Duplicate the lines between the one containing "What elements are" and the one containing "retweet-button[interactable]: 7 (220, 758, 289, 772)", inclusive.

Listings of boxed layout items
· · · · · · ·
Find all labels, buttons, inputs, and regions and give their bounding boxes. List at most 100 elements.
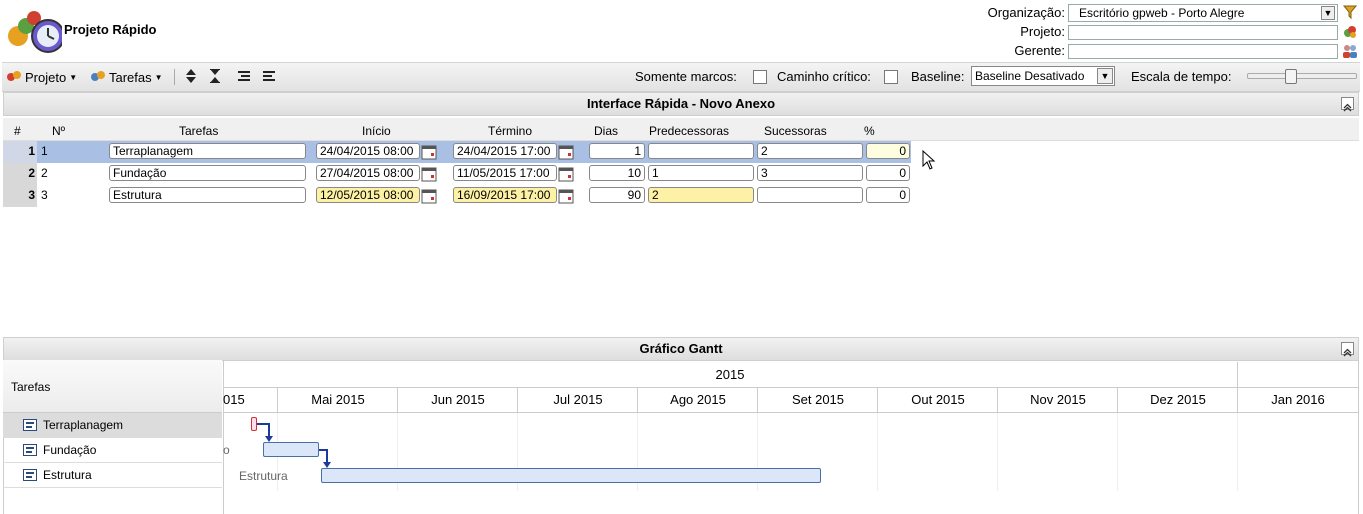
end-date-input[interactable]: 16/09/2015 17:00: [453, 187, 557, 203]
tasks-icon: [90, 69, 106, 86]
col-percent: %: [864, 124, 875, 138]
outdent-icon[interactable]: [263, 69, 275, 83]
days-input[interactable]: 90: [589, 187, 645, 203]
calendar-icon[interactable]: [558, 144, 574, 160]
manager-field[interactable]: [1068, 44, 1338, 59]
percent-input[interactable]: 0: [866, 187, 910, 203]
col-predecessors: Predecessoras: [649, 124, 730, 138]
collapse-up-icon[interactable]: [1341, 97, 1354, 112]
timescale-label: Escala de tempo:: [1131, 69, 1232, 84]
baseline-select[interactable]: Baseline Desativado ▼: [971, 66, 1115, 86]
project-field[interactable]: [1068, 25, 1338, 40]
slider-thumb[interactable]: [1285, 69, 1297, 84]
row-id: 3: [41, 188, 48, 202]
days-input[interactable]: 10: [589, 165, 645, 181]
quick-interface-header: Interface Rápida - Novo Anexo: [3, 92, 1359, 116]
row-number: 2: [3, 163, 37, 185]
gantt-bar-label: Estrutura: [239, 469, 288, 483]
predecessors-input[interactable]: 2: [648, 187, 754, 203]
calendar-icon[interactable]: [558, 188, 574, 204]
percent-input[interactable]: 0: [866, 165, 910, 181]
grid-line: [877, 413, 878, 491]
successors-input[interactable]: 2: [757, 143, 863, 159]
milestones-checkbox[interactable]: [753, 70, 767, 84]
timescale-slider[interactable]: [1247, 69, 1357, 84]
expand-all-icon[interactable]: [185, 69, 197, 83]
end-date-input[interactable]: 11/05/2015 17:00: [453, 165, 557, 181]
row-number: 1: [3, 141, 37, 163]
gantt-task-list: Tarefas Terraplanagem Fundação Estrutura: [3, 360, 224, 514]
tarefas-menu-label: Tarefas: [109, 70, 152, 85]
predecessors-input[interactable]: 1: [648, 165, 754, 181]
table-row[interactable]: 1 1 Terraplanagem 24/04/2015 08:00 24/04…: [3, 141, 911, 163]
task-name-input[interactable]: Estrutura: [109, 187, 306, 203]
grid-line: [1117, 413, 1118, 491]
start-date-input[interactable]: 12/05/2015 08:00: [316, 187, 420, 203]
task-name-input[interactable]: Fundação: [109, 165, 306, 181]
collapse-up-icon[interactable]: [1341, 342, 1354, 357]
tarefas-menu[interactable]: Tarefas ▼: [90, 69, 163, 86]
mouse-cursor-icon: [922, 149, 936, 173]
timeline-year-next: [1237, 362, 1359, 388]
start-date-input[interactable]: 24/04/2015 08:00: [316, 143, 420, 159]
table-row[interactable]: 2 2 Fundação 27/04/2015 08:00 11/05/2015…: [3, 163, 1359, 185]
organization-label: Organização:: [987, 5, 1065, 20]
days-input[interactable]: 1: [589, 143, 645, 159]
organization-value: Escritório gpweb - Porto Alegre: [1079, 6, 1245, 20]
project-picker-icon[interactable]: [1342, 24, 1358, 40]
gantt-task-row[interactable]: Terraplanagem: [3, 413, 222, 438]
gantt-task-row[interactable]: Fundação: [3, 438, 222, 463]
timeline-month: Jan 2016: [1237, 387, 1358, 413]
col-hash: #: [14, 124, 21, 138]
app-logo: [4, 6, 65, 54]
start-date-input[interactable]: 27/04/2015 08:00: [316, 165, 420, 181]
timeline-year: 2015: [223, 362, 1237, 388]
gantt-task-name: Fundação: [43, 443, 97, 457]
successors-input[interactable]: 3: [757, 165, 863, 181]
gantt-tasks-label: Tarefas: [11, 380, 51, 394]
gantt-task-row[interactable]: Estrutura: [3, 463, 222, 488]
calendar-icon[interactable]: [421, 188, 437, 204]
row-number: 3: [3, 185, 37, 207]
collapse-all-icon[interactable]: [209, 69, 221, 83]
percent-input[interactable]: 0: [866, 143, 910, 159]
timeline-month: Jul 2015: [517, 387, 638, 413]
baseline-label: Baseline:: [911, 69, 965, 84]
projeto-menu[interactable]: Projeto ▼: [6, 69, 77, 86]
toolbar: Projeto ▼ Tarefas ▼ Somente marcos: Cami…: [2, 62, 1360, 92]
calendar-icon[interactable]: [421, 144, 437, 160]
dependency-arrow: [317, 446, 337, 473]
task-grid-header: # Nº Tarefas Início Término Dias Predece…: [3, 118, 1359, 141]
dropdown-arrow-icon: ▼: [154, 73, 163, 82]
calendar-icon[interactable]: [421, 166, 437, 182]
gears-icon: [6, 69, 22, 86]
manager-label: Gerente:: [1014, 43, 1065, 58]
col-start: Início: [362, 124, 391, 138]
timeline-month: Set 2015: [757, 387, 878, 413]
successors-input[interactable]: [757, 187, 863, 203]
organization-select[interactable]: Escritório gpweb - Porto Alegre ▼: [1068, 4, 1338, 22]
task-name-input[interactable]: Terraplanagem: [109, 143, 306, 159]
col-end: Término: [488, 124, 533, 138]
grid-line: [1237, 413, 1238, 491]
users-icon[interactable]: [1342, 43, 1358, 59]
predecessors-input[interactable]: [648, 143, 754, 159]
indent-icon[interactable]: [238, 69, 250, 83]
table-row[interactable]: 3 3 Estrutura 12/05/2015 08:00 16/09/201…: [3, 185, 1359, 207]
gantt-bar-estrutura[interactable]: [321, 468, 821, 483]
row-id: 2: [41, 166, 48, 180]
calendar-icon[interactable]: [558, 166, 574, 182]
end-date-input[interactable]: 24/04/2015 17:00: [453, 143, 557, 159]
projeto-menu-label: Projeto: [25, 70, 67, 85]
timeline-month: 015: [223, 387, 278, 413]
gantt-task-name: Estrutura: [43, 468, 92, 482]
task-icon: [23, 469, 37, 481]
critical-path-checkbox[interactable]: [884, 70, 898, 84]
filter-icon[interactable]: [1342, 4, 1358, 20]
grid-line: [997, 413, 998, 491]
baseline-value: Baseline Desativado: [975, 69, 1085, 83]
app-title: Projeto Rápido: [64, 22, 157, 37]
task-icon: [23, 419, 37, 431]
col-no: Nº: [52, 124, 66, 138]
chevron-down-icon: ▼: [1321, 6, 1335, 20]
· · · · · · ·
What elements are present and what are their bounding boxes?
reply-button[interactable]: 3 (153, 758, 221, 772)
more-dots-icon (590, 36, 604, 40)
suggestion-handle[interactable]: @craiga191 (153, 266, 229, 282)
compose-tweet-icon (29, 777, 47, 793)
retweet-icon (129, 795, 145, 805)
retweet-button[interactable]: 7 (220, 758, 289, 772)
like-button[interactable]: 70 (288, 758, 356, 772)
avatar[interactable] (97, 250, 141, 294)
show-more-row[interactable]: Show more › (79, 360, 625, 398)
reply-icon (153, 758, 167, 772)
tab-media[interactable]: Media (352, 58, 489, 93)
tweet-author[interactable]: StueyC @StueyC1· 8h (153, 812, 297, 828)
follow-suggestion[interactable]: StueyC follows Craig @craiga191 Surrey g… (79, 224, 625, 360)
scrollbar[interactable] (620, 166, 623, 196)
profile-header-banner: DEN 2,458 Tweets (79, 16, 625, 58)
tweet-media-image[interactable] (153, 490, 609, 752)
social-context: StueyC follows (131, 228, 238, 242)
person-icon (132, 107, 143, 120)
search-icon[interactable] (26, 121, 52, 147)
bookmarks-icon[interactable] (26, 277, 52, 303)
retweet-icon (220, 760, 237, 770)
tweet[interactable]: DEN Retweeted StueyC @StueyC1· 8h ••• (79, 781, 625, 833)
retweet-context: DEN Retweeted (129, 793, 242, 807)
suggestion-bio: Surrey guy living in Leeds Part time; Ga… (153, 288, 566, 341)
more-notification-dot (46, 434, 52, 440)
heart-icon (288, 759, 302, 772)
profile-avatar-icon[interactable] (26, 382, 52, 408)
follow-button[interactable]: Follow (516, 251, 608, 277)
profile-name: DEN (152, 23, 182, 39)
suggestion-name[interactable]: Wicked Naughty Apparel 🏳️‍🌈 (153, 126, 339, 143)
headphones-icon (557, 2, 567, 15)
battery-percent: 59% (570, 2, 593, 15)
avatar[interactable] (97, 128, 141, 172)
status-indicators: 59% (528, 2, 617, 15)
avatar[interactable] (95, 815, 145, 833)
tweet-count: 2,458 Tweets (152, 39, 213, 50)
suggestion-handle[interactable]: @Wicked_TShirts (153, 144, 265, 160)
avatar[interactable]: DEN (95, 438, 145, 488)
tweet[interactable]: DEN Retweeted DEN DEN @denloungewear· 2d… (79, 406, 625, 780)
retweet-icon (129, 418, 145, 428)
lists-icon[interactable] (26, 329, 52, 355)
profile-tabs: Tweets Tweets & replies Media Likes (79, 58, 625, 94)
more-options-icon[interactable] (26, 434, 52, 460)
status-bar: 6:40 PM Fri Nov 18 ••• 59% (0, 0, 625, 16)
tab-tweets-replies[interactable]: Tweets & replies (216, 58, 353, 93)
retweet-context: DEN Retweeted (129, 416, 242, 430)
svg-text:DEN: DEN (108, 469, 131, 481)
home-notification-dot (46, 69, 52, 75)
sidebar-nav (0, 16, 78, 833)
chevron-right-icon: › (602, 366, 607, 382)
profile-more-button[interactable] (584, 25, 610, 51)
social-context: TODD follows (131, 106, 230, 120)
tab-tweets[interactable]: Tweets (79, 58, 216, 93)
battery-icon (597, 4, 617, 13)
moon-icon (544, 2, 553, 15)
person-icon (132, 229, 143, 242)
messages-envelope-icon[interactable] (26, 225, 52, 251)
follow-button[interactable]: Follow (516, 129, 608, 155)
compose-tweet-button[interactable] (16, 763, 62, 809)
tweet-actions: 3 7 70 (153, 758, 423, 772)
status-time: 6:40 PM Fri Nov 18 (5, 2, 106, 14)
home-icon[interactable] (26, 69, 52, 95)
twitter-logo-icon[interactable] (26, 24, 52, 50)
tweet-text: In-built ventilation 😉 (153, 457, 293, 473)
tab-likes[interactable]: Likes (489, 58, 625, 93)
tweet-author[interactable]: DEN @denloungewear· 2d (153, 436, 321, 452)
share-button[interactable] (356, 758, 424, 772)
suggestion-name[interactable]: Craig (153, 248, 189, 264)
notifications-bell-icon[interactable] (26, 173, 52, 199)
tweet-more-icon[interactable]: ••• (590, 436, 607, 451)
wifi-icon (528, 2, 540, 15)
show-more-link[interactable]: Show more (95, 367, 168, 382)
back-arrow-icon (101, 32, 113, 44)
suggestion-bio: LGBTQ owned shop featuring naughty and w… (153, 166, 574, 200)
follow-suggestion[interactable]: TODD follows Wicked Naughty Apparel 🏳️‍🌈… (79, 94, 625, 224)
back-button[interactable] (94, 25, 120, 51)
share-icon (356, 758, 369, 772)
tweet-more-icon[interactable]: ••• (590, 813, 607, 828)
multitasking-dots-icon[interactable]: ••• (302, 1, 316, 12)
· · · · · · ·
- TASK RESULT
What elements are present and what are their bounding boxes?
reply-button[interactable]: 3 (153, 758, 221, 772)
more-dots-icon (590, 36, 604, 40)
suggestion-handle[interactable]: @craiga191 (153, 266, 229, 282)
compose-tweet-icon (29, 777, 47, 793)
retweet-icon (129, 795, 145, 805)
retweet-button[interactable]: 7 (220, 758, 289, 772)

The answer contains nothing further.